Task prompt: How many lines of the entries below include the word "согласно"? Answer with the number alone.

Supplied data:
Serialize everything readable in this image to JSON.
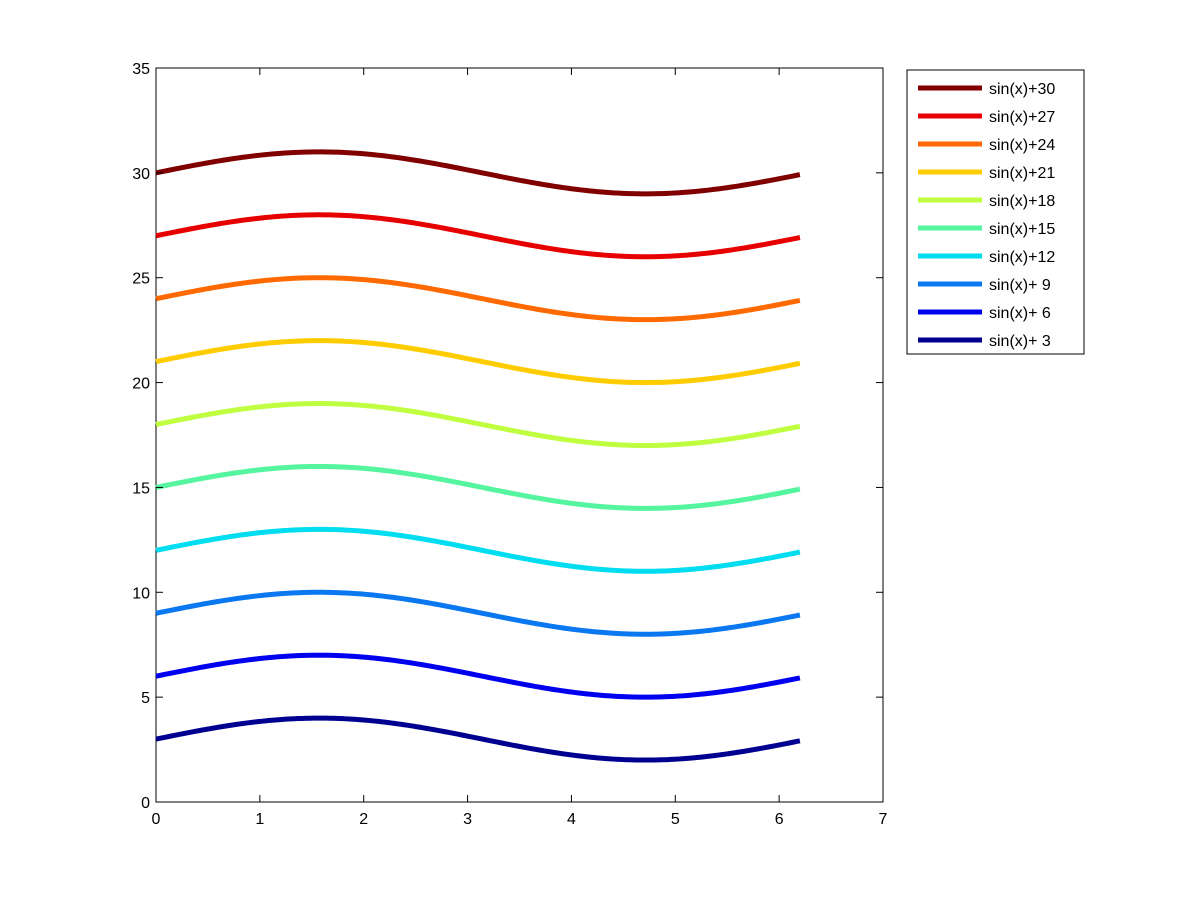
{
  "chart_data": {
    "type": "line",
    "title": "",
    "xlabel": "",
    "ylabel": "",
    "xlim": [
      0,
      7
    ],
    "ylim": [
      0,
      35
    ],
    "xticks": [
      0,
      1,
      2,
      3,
      4,
      5,
      6,
      7
    ],
    "yticks": [
      0,
      5,
      10,
      15,
      20,
      25,
      30,
      35
    ],
    "x_range": [
      0,
      6.2
    ],
    "grid": false,
    "legend_position": "outside-top-right",
    "series": [
      {
        "name": "sin(x)+30",
        "offset": 30,
        "color": "#800000"
      },
      {
        "name": "sin(x)+27",
        "offset": 27,
        "color": "#e60000"
      },
      {
        "name": "sin(x)+24",
        "offset": 24,
        "color": "#ff6a00"
      },
      {
        "name": "sin(x)+21",
        "offset": 21,
        "color": "#ffcc00"
      },
      {
        "name": "sin(x)+18",
        "offset": 18,
        "color": "#bfff40"
      },
      {
        "name": "sin(x)+15",
        "offset": 15,
        "color": "#55f5a0"
      },
      {
        "name": "sin(x)+12",
        "offset": 12,
        "color": "#00ddf0"
      },
      {
        "name": "sin(x)+ 9",
        "offset": 9,
        "color": "#0a78f0"
      },
      {
        "name": "sin(x)+ 6",
        "offset": 6,
        "color": "#0000f0"
      },
      {
        "name": "sin(x)+ 3",
        "offset": 3,
        "color": "#000090"
      }
    ]
  }
}
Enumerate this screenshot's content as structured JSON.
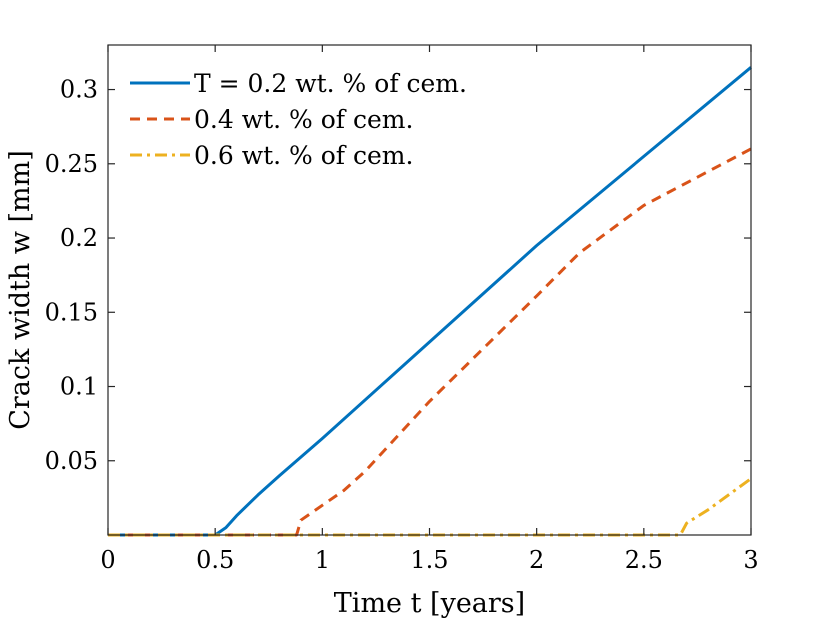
{
  "chart_data": {
    "type": "line",
    "title": "",
    "xlabel": "Time t [years]",
    "ylabel": "Crack width w [mm]",
    "xlim": [
      0,
      3
    ],
    "ylim": [
      0,
      0.33
    ],
    "xticks": [
      0,
      0.5,
      1,
      1.5,
      2,
      2.5,
      3
    ],
    "xtick_labels": [
      "0",
      "0.5",
      "1",
      "1.5",
      "2",
      "2.5",
      "3"
    ],
    "yticks": [
      0.05,
      0.1,
      0.15,
      0.2,
      0.25,
      0.3
    ],
    "ytick_labels": [
      "0.05",
      "0.1",
      "0.15",
      "0.2",
      "0.25",
      "0.3"
    ],
    "grid": false,
    "legend_position": "top-left",
    "series": [
      {
        "name": "T = 0.2 wt. % of cem.",
        "color": "#0072BD",
        "style": "solid",
        "x": [
          0,
          0.5,
          0.55,
          0.6,
          0.7,
          0.8,
          1.0,
          1.5,
          2.0,
          2.5,
          3.0
        ],
        "y": [
          0,
          0,
          0.005,
          0.013,
          0.027,
          0.04,
          0.065,
          0.13,
          0.195,
          0.255,
          0.315
        ]
      },
      {
        "name": "0.4 wt. % of cem.",
        "color": "#D95319",
        "style": "dashed",
        "x": [
          0,
          0.88,
          0.9,
          1.0,
          1.1,
          1.2,
          1.5,
          2.0,
          2.2,
          2.5,
          3.0
        ],
        "y": [
          0,
          0,
          0.01,
          0.02,
          0.03,
          0.043,
          0.09,
          0.161,
          0.19,
          0.222,
          0.26
        ]
      },
      {
        "name": "0.6 wt. % of cem.",
        "color": "#EDB120",
        "style": "dashdot",
        "x": [
          0,
          2.67,
          2.7,
          2.8,
          3.0
        ],
        "y": [
          0,
          0,
          0.008,
          0.017,
          0.038
        ]
      }
    ]
  }
}
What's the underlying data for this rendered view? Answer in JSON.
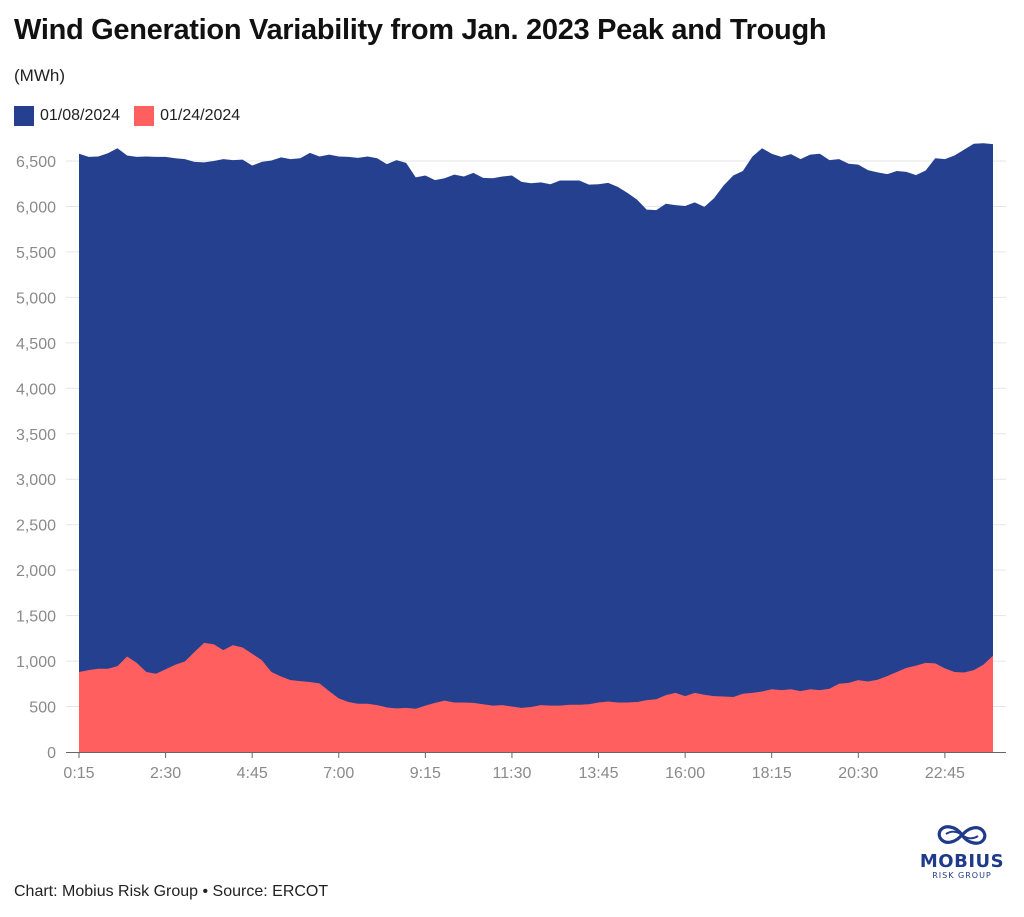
{
  "header": {
    "title": "Wind Generation Variability from Jan. 2023 Peak and Trough",
    "subtitle": "(MWh)"
  },
  "colors": {
    "series_0108": "#24408e",
    "series_0124": "#ff5f5f",
    "grid": "#e6e6e6",
    "axis": "#666666"
  },
  "footer": {
    "credit": "Chart: Mobius Risk Group • Source: ERCOT"
  },
  "logo": {
    "name": "MOBIUS",
    "sub": "RISK GROUP",
    "icon": "infinity-knot-icon"
  },
  "chart_data": {
    "type": "area",
    "title": "Wind Generation Variability from Jan. 2023 Peak and Trough",
    "ylabel": "(MWh)",
    "ylim": [
      0,
      6500
    ],
    "yticks": [
      0,
      500,
      1000,
      1500,
      2000,
      2500,
      3000,
      3500,
      4000,
      4500,
      5000,
      5500,
      6000,
      6500
    ],
    "ytick_labels": [
      "0",
      "500",
      "1,000",
      "1,500",
      "2,000",
      "2,500",
      "3,000",
      "3,500",
      "4,000",
      "4,500",
      "5,000",
      "5,500",
      "6,000",
      "6,500"
    ],
    "xtick_labels": [
      "0:15",
      "2:30",
      "4:45",
      "7:00",
      "9:15",
      "11:30",
      "13:45",
      "16:00",
      "18:15",
      "20:30",
      "22:45"
    ],
    "x_interval_minutes": 15,
    "x_start": "0:15",
    "x_end": "24:00",
    "x_tick_every": 9,
    "grid": true,
    "legend_position": "top-left",
    "series": [
      {
        "name": "01/08/2024",
        "color": "#24408e",
        "values": [
          6580,
          6545,
          6550,
          6585,
          6640,
          6560,
          6545,
          6550,
          6545,
          6545,
          6530,
          6520,
          6490,
          6485,
          6500,
          6520,
          6510,
          6515,
          6450,
          6490,
          6505,
          6540,
          6520,
          6530,
          6590,
          6550,
          6570,
          6550,
          6545,
          6535,
          6550,
          6530,
          6465,
          6510,
          6480,
          6320,
          6340,
          6290,
          6310,
          6350,
          6330,
          6370,
          6315,
          6310,
          6330,
          6340,
          6270,
          6255,
          6265,
          6245,
          6285,
          6285,
          6285,
          6240,
          6245,
          6260,
          6215,
          6150,
          6075,
          5965,
          5960,
          6030,
          6015,
          6005,
          6045,
          5995,
          6090,
          6230,
          6340,
          6390,
          6550,
          6640,
          6580,
          6545,
          6575,
          6520,
          6570,
          6580,
          6510,
          6520,
          6470,
          6460,
          6400,
          6375,
          6355,
          6390,
          6380,
          6345,
          6395,
          6530,
          6520,
          6560,
          6625,
          6690,
          6695,
          6685
        ]
      },
      {
        "name": "01/24/2024",
        "color": "#ff5f5f",
        "values": [
          880,
          900,
          915,
          915,
          945,
          1050,
          980,
          880,
          860,
          910,
          960,
          995,
          1100,
          1200,
          1185,
          1120,
          1175,
          1150,
          1080,
          1010,
          880,
          830,
          790,
          780,
          770,
          755,
          670,
          590,
          550,
          530,
          530,
          515,
          490,
          480,
          485,
          475,
          510,
          540,
          565,
          545,
          545,
          540,
          525,
          510,
          515,
          500,
          485,
          495,
          515,
          510,
          510,
          520,
          520,
          525,
          545,
          555,
          545,
          545,
          550,
          570,
          580,
          625,
          650,
          615,
          650,
          630,
          615,
          610,
          605,
          640,
          650,
          665,
          690,
          680,
          690,
          670,
          690,
          680,
          695,
          750,
          760,
          790,
          775,
          795,
          835,
          880,
          925,
          950,
          980,
          975,
          920,
          880,
          875,
          900,
          960,
          1060
        ]
      }
    ]
  }
}
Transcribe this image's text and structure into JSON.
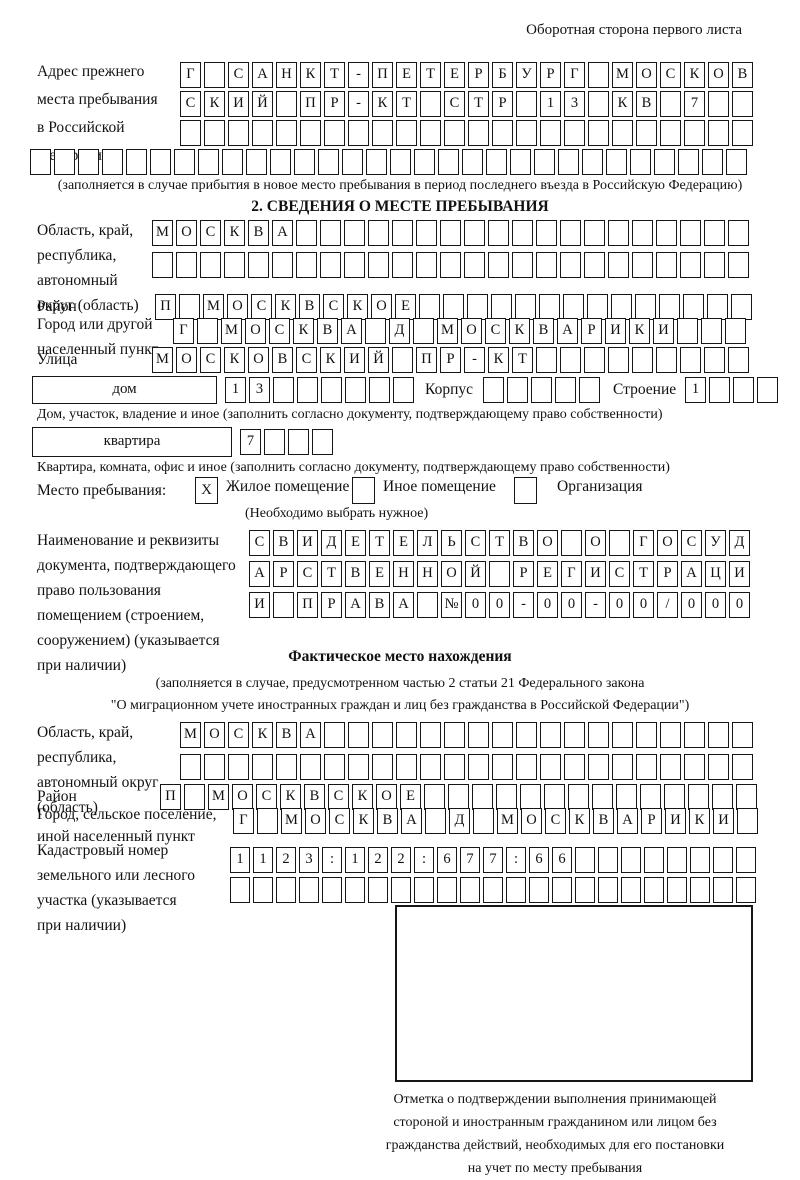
{
  "header": {
    "right_note": "Оборотная сторона первого листа"
  },
  "prev_address": {
    "label_lines": [
      "Адрес прежнего",
      "места пребывания",
      "в Российской",
      "Федерации"
    ],
    "row1": {
      "len": 24,
      "text": "Г САНКТ-ПЕТЕРБУРГ МОСКОВ"
    },
    "row2": {
      "len": 24,
      "text": "СКИЙ ПР-КТ СТР 13 КВ 7"
    },
    "row3": {
      "len": 24,
      "text": ""
    },
    "row4": {
      "len": 30,
      "text": ""
    },
    "note": "(заполняется в случае прибытия в новое место пребывания в период последнего въезда в Российскую Федерацию)"
  },
  "section2": {
    "title": "2. СВЕДЕНИЯ О МЕСТЕ ПРЕБЫВАНИЯ",
    "region": {
      "label_lines": [
        "Область, край,",
        "республика,",
        "автономный",
        "округ (область)"
      ],
      "row1": {
        "len": 25,
        "text": "МОСКВА"
      },
      "row2": {
        "len": 25,
        "text": ""
      }
    },
    "district": {
      "label": "Район",
      "row": {
        "len": 25,
        "text": "П МОСКВСКОЕ"
      }
    },
    "city": {
      "label_lines": [
        "Город или другой",
        "населенный пункт"
      ],
      "row": {
        "len": 24,
        "text": "Г МОСКВА Д МОСКВАРИКИ"
      }
    },
    "street": {
      "label": "Улица",
      "row": {
        "len": 25,
        "text": "МОСКОВСКИЙ ПР-КТ"
      }
    },
    "house": {
      "type_value": "дом",
      "number": {
        "len": 8,
        "text": "13"
      },
      "korpus_label": "Корпус",
      "korpus": {
        "len": 5,
        "text": ""
      },
      "stroenie_label": "Строение",
      "stroenie": {
        "len": 4,
        "text": "1"
      },
      "note": "Дом, участок, владение и иное (заполнить согласно документу, подтверждающему право собственности)"
    },
    "apartment": {
      "type_value": "квартира",
      "number": {
        "len": 4,
        "text": "7"
      },
      "note": "Квартира, комната, офис и иное (заполнить согласно документу, подтверждающему право собственности)"
    },
    "stay_type": {
      "label": "Место пребывания:",
      "options": [
        {
          "label": "Жилое помещение",
          "checked": "X"
        },
        {
          "label": "Иное помещение",
          "checked": ""
        },
        {
          "label": "Организация",
          "checked": ""
        }
      ],
      "note": "(Необходимо выбрать нужное)"
    },
    "document": {
      "label_lines": [
        "Наименование и реквизиты",
        "документа, подтверждающего",
        "право пользования",
        "помещением (строением,",
        "сооружением) (указывается",
        "при наличии)"
      ],
      "row1": {
        "len": 21,
        "text": "СВИДЕТЕЛЬСТВО О ГОСУД"
      },
      "row2": {
        "len": 21,
        "text": "АРСТВЕННОЙ РЕГИСТРАЦИ"
      },
      "row3": {
        "len": 21,
        "text": "И ПРАВА №00-00-00/000"
      }
    }
  },
  "actual_location": {
    "title": "Фактическое место нахождения",
    "note_line1": "(заполняется в случае, предусмотренном частью 2 статьи 21 Федерального закона",
    "note_line2": "\"О миграционном учете иностранных граждан и лиц без гражданства в Российской Федерации\")",
    "region": {
      "label_lines": [
        "Область, край,",
        "республика,",
        "автономный округ",
        "(область)"
      ],
      "row1": {
        "len": 24,
        "text": "МОСКВА"
      },
      "row2": {
        "len": 24,
        "text": ""
      }
    },
    "district": {
      "label": "Район",
      "row": {
        "len": 25,
        "text": "П МОСКВСКОЕ"
      }
    },
    "city": {
      "label_lines": [
        "Город, сельское поселение,",
        "иной населенный пункт"
      ],
      "row": {
        "len": 22,
        "text": "Г МОСКВА Д МОСКВАРИКИ"
      }
    },
    "cadastral": {
      "label_lines": [
        "Кадастровый номер",
        "земельного или лесного",
        "участка (указывается",
        "при наличии)"
      ],
      "row1": {
        "len": 23,
        "text": "1123:122:677:66"
      },
      "row2": {
        "len": 23,
        "text": ""
      }
    }
  },
  "stamp": {
    "caption_lines": [
      "Отметка о подтверждении выполнения принимающей",
      "стороной и иностранным гражданином или лицом без",
      "гражданства действий, необходимых для его постановки",
      "на учет по месту пребывания"
    ]
  }
}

Written answer: 2